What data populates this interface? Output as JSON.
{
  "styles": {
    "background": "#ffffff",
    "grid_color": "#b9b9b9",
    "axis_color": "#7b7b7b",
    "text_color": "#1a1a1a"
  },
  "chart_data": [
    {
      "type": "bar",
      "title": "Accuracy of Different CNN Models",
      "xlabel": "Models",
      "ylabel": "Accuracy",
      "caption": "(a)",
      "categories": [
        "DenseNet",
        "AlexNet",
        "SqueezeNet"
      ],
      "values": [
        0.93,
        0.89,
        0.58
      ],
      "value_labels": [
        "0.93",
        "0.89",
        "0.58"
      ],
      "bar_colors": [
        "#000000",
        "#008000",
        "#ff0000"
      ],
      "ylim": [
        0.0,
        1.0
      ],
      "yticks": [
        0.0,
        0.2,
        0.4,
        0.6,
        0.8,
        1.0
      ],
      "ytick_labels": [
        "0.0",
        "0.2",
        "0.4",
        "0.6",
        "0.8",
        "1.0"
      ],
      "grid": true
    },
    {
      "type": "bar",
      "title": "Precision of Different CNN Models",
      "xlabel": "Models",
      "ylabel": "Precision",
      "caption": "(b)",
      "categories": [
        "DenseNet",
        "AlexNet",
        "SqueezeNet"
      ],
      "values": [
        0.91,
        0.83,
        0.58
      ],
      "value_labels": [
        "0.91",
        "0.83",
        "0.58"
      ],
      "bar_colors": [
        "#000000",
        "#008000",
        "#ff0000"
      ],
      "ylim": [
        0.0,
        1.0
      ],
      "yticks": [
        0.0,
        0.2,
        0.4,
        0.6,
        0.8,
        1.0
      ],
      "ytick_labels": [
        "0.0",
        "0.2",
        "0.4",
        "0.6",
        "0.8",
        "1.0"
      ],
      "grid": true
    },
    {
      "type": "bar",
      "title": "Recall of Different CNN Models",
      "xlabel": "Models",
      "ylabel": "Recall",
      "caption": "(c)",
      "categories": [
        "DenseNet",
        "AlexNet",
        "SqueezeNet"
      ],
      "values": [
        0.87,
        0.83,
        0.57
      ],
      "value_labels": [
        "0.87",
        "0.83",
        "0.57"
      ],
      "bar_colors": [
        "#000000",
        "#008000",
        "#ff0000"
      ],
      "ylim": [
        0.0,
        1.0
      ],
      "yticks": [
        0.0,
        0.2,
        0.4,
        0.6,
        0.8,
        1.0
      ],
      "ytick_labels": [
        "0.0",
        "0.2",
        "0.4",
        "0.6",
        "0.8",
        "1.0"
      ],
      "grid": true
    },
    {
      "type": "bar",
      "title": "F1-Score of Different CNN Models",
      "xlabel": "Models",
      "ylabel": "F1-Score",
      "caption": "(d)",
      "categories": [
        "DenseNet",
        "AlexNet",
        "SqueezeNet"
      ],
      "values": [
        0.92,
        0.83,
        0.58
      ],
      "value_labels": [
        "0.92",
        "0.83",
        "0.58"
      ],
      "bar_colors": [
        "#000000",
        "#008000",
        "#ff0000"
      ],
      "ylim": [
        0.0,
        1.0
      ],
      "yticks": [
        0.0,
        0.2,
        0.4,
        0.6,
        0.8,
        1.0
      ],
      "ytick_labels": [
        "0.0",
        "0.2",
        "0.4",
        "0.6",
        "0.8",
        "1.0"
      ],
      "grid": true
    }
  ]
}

---*---

* [PROBLEM TO WORK ON]:
Show the lines of the material that contain the word "ylabel".

* [CORRECT RESPONSE]:
      "ylabel": "Accuracy",
      "ylabel": "Precision",
      "ylabel": "Recall",
      "ylabel": "F1-Score",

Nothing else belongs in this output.